> Stored records
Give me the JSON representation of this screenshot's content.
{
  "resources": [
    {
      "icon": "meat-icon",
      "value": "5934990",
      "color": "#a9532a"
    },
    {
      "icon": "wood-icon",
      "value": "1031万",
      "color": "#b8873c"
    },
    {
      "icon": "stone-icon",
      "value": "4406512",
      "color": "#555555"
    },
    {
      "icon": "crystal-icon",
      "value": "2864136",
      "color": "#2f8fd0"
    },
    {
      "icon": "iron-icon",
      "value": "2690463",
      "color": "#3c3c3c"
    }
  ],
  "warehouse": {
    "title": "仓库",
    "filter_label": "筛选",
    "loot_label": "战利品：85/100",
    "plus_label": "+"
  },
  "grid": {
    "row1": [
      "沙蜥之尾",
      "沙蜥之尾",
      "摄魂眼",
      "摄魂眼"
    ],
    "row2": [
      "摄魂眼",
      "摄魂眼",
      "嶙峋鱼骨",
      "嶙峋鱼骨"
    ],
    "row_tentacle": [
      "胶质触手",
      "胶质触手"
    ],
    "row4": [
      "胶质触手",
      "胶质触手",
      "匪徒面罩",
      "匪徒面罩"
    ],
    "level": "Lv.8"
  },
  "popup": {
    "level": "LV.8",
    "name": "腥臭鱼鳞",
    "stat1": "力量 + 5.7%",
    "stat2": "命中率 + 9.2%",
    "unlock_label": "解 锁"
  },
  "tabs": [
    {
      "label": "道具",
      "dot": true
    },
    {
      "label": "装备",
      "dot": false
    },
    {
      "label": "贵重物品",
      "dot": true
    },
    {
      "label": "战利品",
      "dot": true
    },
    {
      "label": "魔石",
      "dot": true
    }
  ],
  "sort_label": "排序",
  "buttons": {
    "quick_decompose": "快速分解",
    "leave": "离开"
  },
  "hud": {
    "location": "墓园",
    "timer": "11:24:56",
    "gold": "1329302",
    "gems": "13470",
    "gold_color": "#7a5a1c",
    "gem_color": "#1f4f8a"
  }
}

> Instruction
Each entry is to be returned in full, character for character.

> Written answer
Give me the JSON representation of this screenshot's content.
{
  "resources": [
    {
      "icon": "meat-icon",
      "value": "5934990",
      "color": "#a9532a"
    },
    {
      "icon": "wood-icon",
      "value": "1031万",
      "color": "#b8873c"
    },
    {
      "icon": "stone-icon",
      "value": "4406512",
      "color": "#555555"
    },
    {
      "icon": "crystal-icon",
      "value": "2864136",
      "color": "#2f8fd0"
    },
    {
      "icon": "iron-icon",
      "value": "2690463",
      "color": "#3c3c3c"
    }
  ],
  "warehouse": {
    "title": "仓库",
    "filter_label": "筛选",
    "loot_label": "战利品：85/100",
    "plus_label": "+"
  },
  "grid": {
    "row1": [
      "沙蜥之尾",
      "沙蜥之尾",
      "摄魂眼",
      "摄魂眼"
    ],
    "row2": [
      "摄魂眼",
      "摄魂眼",
      "嶙峋鱼骨",
      "嶙峋鱼骨"
    ],
    "row_tentacle": [
      "胶质触手",
      "胶质触手"
    ],
    "row4": [
      "胶质触手",
      "胶质触手",
      "匪徒面罩",
      "匪徒面罩"
    ],
    "level": "Lv.8"
  },
  "popup": {
    "level": "LV.8",
    "name": "腥臭鱼鳞",
    "stat1": "力量 + 5.7%",
    "stat2": "命中率 + 9.2%",
    "unlock_label": "解 锁"
  },
  "tabs": [
    {
      "label": "道具",
      "dot": true
    },
    {
      "label": "装备",
      "dot": false
    },
    {
      "label": "贵重物品",
      "dot": true
    },
    {
      "label": "战利品",
      "dot": true
    },
    {
      "label": "魔石",
      "dot": true
    }
  ],
  "sort_label": "排序",
  "buttons": {
    "quick_decompose": "快速分解",
    "leave": "离开"
  },
  "hud": {
    "location": "墓园",
    "timer": "11:24:56",
    "gold": "1329302",
    "gems": "13470",
    "gold_color": "#7a5a1c",
    "gem_color": "#1f4f8a"
  }
}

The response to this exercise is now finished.